___ DATA LINES

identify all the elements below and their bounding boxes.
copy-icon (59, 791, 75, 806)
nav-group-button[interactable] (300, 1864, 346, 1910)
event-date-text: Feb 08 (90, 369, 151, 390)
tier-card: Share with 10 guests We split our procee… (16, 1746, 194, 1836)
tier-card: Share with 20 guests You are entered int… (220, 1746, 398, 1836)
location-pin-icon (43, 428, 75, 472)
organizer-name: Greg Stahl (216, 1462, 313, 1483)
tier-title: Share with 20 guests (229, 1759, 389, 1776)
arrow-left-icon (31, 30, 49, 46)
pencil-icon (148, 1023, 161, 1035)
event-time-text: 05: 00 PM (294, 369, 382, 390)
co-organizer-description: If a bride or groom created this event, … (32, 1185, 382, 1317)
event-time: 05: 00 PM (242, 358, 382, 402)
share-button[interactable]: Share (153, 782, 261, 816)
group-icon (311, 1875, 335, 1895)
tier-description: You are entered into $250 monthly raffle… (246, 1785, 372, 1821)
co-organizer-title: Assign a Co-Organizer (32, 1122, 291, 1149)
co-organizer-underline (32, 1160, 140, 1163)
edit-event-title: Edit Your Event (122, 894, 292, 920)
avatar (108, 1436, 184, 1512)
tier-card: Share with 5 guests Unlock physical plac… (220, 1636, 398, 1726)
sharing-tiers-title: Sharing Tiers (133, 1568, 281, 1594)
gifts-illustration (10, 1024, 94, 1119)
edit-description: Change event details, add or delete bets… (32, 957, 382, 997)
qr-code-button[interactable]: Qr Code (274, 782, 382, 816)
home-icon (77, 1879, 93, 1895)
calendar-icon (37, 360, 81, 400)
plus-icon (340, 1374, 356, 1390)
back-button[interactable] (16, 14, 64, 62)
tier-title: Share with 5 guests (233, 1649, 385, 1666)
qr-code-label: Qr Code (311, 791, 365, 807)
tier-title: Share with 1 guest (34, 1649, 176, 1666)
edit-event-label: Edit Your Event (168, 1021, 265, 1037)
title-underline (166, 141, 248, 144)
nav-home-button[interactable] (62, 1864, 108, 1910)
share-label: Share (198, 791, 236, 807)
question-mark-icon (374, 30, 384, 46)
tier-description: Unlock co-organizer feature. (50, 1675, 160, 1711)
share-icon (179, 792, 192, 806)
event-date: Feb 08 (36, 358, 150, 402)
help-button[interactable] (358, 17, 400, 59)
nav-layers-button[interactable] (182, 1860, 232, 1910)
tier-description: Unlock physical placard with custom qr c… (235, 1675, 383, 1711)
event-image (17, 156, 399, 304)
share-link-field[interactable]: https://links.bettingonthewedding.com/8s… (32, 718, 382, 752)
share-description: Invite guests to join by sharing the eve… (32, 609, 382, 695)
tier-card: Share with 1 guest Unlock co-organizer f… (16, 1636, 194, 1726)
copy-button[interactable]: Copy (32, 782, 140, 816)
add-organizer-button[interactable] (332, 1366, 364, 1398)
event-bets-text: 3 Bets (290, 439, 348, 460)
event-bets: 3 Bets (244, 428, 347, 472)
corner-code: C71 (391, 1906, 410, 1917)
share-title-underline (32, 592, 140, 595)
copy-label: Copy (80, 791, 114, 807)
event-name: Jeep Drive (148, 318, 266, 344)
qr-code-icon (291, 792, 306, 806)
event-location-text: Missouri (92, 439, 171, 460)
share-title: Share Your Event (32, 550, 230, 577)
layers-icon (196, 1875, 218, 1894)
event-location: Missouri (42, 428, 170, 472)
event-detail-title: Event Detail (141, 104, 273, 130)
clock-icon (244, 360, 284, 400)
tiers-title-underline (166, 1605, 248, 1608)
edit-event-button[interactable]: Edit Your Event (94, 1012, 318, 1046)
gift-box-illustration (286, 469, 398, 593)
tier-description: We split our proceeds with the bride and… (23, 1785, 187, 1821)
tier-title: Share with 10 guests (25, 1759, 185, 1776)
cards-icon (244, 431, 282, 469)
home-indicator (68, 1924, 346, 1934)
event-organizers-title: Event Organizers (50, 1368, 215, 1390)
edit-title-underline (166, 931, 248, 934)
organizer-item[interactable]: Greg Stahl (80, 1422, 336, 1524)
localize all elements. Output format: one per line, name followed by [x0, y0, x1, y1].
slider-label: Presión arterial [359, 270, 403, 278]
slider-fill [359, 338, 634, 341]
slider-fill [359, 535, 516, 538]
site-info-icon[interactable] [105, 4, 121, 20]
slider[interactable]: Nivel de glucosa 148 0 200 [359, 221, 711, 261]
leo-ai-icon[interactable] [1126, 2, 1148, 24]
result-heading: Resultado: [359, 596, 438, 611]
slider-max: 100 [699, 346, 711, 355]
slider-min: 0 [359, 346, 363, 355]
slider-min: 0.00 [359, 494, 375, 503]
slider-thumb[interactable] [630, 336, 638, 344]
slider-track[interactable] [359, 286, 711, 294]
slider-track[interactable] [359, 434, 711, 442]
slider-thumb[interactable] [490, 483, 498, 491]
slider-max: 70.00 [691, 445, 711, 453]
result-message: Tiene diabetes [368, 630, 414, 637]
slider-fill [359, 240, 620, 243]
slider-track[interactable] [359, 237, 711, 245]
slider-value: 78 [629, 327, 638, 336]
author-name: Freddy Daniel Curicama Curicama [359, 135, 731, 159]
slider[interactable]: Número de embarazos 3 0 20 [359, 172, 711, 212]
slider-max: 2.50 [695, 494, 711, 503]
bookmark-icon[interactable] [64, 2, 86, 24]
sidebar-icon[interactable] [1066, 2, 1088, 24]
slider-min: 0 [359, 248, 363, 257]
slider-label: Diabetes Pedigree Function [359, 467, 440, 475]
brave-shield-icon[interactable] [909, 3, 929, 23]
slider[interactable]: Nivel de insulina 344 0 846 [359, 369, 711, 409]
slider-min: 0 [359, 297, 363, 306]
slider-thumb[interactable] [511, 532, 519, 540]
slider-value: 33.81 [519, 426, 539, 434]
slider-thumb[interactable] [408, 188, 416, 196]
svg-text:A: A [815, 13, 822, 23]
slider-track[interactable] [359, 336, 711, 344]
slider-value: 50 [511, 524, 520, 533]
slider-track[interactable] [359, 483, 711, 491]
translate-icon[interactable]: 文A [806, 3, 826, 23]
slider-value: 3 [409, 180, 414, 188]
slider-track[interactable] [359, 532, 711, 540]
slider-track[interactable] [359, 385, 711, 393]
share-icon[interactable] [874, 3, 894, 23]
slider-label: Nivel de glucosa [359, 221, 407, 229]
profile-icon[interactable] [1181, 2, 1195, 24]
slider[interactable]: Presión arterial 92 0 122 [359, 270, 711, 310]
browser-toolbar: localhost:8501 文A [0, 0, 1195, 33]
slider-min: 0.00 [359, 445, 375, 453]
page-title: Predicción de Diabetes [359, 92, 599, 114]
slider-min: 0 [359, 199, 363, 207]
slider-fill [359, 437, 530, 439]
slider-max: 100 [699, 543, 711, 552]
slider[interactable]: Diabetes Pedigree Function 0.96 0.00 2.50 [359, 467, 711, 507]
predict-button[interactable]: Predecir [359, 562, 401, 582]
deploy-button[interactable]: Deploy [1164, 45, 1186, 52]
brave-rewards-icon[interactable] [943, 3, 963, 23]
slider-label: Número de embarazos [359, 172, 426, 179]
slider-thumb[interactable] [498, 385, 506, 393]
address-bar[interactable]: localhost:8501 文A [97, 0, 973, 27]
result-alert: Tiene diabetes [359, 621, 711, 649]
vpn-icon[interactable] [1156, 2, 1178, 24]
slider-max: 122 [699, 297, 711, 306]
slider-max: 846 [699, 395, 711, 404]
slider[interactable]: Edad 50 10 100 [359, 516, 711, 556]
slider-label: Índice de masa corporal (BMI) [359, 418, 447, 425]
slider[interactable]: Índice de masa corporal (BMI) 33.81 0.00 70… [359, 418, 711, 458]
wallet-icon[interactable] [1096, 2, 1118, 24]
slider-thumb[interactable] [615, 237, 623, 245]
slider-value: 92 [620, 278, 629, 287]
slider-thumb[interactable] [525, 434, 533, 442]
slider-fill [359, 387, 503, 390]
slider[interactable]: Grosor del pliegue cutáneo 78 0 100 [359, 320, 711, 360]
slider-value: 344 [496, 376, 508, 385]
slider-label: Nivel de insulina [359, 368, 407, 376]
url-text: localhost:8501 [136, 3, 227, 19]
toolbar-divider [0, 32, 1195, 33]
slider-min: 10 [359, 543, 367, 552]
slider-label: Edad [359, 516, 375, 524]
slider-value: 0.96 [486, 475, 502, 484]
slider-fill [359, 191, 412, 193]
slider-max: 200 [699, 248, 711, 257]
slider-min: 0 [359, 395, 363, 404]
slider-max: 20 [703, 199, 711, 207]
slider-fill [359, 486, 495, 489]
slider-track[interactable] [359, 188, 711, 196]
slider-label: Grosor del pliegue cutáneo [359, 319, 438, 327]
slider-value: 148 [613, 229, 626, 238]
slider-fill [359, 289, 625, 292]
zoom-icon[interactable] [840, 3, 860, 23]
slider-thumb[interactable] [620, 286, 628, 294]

______

### DIRECTIONS FOR THIS TASK
Quote the entries from the start through the line that contains "event-date: Feb 08 (36, 358, 150, 402)", both ends included, and nothing else.

### COMPLETE RESPONSE
identify all the elements below and their bounding boxes.
copy-icon (59, 791, 75, 806)
nav-group-button[interactable] (300, 1864, 346, 1910)
event-date-text: Feb 08 (90, 369, 151, 390)
tier-card: Share with 10 guests We split our procee… (16, 1746, 194, 1836)
tier-card: Share with 20 guests You are entered int… (220, 1746, 398, 1836)
location-pin-icon (43, 428, 75, 472)
organizer-name: Greg Stahl (216, 1462, 313, 1483)
tier-title: Share with 20 guests (229, 1759, 389, 1776)
arrow-left-icon (31, 30, 49, 46)
pencil-icon (148, 1023, 161, 1035)
event-time-text: 05: 00 PM (294, 369, 382, 390)
co-organizer-description: If a bride or groom created this event, … (32, 1185, 382, 1317)
event-time: 05: 00 PM (242, 358, 382, 402)
share-button[interactable]: Share (153, 782, 261, 816)
group-icon (311, 1875, 335, 1895)
tier-description: You are entered into $250 monthly raffle… (246, 1785, 372, 1821)
co-organizer-title: Assign a Co-Organizer (32, 1122, 291, 1149)
co-organizer-underline (32, 1160, 140, 1163)
edit-event-title: Edit Your Event (122, 894, 292, 920)
avatar (108, 1436, 184, 1512)
tier-card: Share with 5 guests Unlock physical plac… (220, 1636, 398, 1726)
sharing-tiers-title: Sharing Tiers (133, 1568, 281, 1594)
gifts-illustration (10, 1024, 94, 1119)
edit-description: Change event details, add or delete bets… (32, 957, 382, 997)
qr-code-button[interactable]: Qr Code (274, 782, 382, 816)
home-icon (77, 1879, 93, 1895)
calendar-icon (37, 360, 81, 400)
plus-icon (340, 1374, 356, 1390)
back-button[interactable] (16, 14, 64, 62)
tier-title: Share with 5 guests (233, 1649, 385, 1666)
qr-code-label: Qr Code (311, 791, 365, 807)
tier-title: Share with 1 guest (34, 1649, 176, 1666)
edit-event-label: Edit Your Event (168, 1021, 265, 1037)
title-underline (166, 141, 248, 144)
nav-home-button[interactable] (62, 1864, 108, 1910)
share-label: Share (198, 791, 236, 807)
question-mark-icon (374, 30, 384, 46)
tier-description: Unlock co-organizer feature. (50, 1675, 160, 1711)
share-icon (179, 792, 192, 806)
event-date: Feb 08 (36, 358, 150, 402)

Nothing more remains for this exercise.